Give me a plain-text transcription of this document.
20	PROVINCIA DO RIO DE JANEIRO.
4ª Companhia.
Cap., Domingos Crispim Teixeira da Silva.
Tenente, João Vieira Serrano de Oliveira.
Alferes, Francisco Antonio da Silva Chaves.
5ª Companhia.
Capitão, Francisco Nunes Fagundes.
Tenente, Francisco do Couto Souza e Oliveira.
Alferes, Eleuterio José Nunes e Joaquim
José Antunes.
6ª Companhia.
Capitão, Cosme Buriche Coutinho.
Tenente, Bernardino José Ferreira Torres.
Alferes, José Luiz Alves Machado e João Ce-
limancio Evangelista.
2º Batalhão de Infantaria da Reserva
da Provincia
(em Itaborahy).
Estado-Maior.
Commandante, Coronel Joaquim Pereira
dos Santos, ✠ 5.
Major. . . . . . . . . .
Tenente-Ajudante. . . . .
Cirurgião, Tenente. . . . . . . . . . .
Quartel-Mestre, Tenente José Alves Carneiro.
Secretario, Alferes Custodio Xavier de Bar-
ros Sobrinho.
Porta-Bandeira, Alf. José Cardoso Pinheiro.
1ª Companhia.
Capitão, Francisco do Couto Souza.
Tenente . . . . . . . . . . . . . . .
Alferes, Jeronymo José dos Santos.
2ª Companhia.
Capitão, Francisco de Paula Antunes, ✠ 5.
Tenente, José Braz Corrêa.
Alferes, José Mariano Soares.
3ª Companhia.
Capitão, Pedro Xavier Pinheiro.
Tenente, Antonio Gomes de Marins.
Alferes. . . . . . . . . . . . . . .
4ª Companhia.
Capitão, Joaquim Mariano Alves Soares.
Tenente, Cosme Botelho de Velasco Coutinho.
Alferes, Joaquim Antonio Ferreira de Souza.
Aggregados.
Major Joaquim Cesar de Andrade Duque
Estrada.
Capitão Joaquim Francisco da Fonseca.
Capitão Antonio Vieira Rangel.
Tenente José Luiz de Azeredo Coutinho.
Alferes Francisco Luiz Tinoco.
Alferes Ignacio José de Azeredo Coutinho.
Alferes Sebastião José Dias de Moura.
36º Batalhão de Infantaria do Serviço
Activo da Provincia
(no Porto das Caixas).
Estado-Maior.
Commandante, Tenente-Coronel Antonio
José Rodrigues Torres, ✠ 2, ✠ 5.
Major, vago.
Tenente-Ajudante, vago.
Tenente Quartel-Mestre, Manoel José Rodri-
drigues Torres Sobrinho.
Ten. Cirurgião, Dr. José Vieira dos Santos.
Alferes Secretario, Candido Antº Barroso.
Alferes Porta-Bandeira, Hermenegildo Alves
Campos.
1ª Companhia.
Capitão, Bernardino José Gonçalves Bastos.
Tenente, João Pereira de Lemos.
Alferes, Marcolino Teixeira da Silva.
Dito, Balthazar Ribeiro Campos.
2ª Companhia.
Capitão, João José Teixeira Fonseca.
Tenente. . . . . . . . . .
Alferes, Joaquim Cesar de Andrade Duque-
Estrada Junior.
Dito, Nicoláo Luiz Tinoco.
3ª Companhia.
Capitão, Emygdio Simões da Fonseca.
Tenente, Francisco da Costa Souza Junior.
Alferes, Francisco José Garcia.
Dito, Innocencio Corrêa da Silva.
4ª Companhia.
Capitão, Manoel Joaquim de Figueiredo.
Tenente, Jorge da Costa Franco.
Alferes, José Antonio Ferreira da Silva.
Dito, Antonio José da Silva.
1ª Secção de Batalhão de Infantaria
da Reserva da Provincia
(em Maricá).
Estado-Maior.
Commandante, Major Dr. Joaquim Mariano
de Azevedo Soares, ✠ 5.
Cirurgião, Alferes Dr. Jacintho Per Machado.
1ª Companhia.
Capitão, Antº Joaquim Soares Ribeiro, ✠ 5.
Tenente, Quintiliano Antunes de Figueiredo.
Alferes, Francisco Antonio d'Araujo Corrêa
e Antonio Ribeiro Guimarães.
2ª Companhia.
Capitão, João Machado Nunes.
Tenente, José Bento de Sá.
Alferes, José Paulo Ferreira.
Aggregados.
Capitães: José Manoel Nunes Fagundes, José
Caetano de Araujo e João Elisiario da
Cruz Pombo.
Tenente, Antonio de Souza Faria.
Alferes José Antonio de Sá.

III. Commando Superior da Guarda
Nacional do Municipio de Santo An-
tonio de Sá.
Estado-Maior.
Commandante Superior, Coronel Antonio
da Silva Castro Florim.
□ □ □
Problem to work on => What is the number of lines in the listing that contain the string "Junior"? Reply with that number alone.

Worked solution => 2